→ RECORD EXTRACTS:
################

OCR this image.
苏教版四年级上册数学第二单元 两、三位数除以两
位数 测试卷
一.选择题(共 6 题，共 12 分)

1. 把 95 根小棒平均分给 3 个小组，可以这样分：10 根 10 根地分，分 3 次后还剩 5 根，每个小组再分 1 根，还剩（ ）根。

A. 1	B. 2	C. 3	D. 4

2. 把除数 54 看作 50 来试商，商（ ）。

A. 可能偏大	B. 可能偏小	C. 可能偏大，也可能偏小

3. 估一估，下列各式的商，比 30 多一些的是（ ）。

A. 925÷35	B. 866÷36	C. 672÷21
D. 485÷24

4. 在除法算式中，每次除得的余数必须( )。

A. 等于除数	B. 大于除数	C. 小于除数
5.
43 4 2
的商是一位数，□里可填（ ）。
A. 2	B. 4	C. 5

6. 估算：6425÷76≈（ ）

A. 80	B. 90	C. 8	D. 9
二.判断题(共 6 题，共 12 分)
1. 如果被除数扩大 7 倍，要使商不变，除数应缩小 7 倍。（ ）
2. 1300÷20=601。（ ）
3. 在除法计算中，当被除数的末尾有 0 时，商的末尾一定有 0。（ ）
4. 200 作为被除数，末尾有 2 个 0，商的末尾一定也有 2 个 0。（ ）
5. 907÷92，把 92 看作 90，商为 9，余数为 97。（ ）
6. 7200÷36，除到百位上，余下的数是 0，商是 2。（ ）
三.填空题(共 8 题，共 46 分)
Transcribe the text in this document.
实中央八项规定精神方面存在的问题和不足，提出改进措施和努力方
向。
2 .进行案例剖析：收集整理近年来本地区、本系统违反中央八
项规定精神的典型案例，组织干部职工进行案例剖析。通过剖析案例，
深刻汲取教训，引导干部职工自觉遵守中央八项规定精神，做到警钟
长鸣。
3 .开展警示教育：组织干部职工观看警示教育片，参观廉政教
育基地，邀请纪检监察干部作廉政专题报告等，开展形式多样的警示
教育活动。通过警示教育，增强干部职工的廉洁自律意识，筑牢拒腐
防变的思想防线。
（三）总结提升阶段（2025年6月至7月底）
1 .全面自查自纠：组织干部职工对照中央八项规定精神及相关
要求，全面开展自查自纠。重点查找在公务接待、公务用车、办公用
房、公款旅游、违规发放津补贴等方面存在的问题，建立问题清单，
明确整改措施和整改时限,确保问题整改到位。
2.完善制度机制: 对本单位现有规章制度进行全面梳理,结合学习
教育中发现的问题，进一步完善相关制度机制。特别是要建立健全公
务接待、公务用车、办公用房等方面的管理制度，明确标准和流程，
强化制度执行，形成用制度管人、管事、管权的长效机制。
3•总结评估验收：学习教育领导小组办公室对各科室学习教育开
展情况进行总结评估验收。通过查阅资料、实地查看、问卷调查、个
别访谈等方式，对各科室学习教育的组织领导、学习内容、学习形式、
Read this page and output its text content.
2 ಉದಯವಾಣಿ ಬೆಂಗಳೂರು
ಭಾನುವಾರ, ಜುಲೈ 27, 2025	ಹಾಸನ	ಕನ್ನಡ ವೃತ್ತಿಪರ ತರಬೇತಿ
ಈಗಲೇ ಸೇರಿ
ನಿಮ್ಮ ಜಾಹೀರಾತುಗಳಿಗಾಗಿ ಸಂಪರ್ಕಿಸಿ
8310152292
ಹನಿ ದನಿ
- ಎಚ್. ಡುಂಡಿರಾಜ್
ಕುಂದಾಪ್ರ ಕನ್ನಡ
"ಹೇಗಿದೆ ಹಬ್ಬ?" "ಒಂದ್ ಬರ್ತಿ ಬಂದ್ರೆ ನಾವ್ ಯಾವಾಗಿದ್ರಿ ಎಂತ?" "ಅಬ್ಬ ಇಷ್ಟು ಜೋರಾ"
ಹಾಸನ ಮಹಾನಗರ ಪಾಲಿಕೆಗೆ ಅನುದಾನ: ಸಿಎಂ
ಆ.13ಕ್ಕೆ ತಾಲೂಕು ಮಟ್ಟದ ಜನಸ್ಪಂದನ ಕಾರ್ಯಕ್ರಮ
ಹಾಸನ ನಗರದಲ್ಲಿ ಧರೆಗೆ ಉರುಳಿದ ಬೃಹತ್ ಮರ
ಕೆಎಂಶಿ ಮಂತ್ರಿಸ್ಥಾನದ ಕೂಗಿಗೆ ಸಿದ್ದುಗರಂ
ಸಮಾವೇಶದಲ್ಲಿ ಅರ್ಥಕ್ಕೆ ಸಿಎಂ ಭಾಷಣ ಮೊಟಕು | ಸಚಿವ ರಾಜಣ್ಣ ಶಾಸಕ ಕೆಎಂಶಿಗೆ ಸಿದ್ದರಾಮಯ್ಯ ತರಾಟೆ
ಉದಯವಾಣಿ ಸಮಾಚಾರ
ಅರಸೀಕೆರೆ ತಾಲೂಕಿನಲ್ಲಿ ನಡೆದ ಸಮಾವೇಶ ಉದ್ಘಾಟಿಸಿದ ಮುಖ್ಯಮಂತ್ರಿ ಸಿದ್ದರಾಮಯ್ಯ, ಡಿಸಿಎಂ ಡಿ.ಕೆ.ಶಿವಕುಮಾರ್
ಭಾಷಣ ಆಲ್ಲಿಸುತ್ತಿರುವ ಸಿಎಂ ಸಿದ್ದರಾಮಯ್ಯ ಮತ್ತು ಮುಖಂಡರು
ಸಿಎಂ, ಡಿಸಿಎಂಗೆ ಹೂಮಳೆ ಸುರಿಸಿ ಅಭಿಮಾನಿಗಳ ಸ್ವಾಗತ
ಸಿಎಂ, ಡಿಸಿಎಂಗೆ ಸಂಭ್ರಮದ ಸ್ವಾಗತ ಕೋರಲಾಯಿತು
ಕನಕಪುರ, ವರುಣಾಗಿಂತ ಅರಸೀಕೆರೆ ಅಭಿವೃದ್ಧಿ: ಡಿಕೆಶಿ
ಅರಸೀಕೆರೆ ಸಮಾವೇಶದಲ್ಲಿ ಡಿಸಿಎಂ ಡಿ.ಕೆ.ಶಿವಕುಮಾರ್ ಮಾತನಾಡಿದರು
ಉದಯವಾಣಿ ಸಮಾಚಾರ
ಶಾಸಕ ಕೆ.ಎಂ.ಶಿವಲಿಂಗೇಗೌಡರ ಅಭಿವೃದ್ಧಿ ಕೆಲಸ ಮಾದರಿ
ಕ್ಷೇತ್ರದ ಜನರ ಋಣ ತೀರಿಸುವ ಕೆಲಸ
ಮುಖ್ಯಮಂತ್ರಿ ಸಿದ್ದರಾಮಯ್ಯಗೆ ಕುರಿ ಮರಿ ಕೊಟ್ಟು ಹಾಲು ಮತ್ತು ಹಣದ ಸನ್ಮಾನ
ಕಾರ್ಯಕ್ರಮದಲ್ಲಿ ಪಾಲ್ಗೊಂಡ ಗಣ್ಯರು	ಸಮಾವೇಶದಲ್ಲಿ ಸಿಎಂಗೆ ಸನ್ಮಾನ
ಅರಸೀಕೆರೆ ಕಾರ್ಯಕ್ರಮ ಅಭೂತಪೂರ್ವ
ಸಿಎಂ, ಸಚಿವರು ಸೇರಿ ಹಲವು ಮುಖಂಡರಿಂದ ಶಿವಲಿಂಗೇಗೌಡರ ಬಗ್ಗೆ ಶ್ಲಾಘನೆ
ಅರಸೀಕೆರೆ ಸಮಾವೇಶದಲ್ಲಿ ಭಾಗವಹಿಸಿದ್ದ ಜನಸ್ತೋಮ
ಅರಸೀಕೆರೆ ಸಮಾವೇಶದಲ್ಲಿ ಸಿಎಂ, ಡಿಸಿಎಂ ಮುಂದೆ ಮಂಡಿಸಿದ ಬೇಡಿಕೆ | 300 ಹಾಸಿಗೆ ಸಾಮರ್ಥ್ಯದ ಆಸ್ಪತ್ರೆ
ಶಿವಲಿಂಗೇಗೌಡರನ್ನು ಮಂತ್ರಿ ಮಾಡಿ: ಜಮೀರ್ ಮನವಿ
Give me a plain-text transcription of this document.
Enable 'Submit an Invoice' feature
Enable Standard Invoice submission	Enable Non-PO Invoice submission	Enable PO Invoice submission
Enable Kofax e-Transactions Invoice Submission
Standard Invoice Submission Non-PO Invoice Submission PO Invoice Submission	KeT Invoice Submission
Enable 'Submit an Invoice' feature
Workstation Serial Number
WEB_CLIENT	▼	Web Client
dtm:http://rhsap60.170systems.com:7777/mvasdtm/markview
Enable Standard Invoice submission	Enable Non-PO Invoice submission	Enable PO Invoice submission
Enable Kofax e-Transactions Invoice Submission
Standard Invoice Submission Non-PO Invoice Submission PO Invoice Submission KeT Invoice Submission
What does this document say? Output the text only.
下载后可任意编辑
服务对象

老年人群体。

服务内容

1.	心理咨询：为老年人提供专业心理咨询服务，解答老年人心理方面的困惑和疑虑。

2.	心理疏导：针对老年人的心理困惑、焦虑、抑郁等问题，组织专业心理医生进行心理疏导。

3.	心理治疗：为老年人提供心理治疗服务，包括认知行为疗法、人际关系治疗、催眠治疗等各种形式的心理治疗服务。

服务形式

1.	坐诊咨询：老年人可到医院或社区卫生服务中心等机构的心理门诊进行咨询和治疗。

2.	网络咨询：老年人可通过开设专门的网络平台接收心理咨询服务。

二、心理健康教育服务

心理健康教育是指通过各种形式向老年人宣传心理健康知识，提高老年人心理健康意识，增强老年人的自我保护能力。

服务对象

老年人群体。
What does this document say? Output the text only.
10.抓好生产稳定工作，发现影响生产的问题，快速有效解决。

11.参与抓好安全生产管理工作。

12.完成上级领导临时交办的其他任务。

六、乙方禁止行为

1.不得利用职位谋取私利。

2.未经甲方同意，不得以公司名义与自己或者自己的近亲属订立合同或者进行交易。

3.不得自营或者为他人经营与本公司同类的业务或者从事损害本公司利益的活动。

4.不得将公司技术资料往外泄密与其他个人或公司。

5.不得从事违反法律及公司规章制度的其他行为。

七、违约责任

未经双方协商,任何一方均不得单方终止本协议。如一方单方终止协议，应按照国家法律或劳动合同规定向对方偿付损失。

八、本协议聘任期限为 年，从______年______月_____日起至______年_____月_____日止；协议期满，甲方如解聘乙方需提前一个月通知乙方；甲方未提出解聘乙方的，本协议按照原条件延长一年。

################

→ PROBLEM TO WORK ON:
Report how many lines of the entries hold the string "text". Provide the number alone.

→ WRITTEN ANSWER:
5